+++ DATA FOR PROCESSING +++

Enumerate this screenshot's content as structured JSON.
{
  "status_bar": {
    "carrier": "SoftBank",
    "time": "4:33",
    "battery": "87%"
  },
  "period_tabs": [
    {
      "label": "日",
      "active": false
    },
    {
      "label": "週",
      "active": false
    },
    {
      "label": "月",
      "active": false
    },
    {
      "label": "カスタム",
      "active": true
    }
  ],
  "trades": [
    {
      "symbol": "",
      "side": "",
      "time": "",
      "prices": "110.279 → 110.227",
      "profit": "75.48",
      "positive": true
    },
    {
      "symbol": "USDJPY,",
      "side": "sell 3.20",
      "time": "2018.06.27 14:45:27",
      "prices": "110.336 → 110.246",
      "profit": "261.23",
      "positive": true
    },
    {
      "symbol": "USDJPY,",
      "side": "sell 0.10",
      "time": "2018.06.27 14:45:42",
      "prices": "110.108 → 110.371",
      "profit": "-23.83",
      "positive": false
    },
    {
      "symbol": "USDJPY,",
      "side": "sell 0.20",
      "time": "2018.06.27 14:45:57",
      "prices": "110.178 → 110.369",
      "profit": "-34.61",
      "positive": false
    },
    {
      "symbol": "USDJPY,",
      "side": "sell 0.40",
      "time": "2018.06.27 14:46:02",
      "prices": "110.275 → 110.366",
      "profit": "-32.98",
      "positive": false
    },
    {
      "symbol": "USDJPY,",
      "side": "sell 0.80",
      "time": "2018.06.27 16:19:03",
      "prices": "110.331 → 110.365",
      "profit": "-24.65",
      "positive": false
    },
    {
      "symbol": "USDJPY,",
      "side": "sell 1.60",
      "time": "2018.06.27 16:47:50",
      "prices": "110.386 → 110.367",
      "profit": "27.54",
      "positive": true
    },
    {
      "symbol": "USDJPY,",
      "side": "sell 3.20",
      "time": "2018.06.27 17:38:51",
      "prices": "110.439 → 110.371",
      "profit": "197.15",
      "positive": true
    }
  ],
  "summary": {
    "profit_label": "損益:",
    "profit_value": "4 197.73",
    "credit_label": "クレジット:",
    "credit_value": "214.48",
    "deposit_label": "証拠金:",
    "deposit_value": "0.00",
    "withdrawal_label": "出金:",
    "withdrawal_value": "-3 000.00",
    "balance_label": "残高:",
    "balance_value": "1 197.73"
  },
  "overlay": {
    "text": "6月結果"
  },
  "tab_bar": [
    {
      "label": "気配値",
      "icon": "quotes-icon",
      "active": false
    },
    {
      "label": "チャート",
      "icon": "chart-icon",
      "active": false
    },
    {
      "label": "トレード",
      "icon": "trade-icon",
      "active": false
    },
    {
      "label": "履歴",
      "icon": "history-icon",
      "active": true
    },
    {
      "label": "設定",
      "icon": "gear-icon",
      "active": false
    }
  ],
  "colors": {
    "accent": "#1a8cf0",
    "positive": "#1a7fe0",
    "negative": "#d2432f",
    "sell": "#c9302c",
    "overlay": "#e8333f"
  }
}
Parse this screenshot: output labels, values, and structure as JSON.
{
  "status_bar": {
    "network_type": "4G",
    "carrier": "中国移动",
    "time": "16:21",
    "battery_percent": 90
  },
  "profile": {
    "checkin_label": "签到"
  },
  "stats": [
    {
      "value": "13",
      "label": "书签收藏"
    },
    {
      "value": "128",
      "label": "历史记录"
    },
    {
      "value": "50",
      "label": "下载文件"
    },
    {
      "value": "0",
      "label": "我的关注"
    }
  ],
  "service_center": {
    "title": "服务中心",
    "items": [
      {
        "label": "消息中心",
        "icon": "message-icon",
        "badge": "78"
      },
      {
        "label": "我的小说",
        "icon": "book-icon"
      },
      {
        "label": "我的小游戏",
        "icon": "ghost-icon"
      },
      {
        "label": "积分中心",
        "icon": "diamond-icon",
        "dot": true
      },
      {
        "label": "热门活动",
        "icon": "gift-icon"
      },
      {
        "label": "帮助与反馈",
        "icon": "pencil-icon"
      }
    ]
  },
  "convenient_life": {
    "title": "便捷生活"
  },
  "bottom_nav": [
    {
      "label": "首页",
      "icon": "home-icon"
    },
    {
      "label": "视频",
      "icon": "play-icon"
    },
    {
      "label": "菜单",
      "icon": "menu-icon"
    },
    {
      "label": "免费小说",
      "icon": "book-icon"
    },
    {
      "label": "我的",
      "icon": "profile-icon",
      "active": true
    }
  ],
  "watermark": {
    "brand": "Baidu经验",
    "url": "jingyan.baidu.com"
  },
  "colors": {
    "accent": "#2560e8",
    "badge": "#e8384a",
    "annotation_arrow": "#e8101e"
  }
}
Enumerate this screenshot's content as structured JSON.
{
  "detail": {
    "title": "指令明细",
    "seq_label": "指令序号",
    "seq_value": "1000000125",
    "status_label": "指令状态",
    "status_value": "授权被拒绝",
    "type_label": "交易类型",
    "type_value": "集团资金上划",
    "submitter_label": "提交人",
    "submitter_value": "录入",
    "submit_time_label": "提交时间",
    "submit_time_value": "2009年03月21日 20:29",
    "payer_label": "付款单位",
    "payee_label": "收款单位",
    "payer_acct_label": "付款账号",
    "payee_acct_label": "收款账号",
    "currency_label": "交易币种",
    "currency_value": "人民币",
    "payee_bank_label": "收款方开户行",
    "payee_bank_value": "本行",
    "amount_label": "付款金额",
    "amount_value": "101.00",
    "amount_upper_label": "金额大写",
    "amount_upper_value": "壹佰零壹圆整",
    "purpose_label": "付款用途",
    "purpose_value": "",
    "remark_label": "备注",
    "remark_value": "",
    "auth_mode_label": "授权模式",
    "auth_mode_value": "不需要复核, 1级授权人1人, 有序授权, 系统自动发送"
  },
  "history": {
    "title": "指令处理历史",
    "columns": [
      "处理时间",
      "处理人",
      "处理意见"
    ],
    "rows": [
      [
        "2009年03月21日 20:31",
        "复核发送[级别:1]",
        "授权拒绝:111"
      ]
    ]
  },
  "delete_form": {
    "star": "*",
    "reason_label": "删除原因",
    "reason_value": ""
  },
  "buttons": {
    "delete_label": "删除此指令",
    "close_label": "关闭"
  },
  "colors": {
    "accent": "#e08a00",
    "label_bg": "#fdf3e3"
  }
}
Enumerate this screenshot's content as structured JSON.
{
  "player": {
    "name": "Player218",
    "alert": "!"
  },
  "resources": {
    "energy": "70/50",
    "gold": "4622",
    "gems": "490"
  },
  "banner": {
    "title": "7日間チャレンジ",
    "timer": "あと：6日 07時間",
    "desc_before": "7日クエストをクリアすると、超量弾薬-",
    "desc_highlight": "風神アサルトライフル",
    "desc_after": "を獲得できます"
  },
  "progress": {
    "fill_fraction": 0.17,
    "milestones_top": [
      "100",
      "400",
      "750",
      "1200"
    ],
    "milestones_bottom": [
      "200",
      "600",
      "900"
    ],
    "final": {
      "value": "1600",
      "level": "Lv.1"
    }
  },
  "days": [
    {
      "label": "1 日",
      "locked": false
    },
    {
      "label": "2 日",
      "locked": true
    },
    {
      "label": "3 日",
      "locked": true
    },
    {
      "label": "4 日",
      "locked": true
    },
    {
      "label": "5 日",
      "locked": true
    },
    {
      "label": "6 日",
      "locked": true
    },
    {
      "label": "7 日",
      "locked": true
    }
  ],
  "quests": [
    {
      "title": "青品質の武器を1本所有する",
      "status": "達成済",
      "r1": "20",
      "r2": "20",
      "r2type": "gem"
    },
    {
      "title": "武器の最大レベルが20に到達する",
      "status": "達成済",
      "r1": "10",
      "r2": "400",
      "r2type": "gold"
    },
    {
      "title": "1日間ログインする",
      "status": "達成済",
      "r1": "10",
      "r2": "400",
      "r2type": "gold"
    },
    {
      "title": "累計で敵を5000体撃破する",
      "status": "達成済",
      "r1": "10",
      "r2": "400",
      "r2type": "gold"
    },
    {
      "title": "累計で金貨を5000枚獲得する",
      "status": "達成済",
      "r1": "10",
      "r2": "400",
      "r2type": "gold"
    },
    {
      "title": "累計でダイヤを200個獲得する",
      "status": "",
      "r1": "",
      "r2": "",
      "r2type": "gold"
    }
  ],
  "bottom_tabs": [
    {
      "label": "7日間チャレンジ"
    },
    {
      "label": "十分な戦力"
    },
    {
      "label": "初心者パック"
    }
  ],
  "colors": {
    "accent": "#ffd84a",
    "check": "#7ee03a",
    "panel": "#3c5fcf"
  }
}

+++

## OBJECTIVE
Copy out the lines that hold "accent".

## CORRECT ANSWER
    "accent": "#1a8cf0",
    "accent": "#2560e8",
    "accent": "#e08a00",
    "accent": "#ffd84a",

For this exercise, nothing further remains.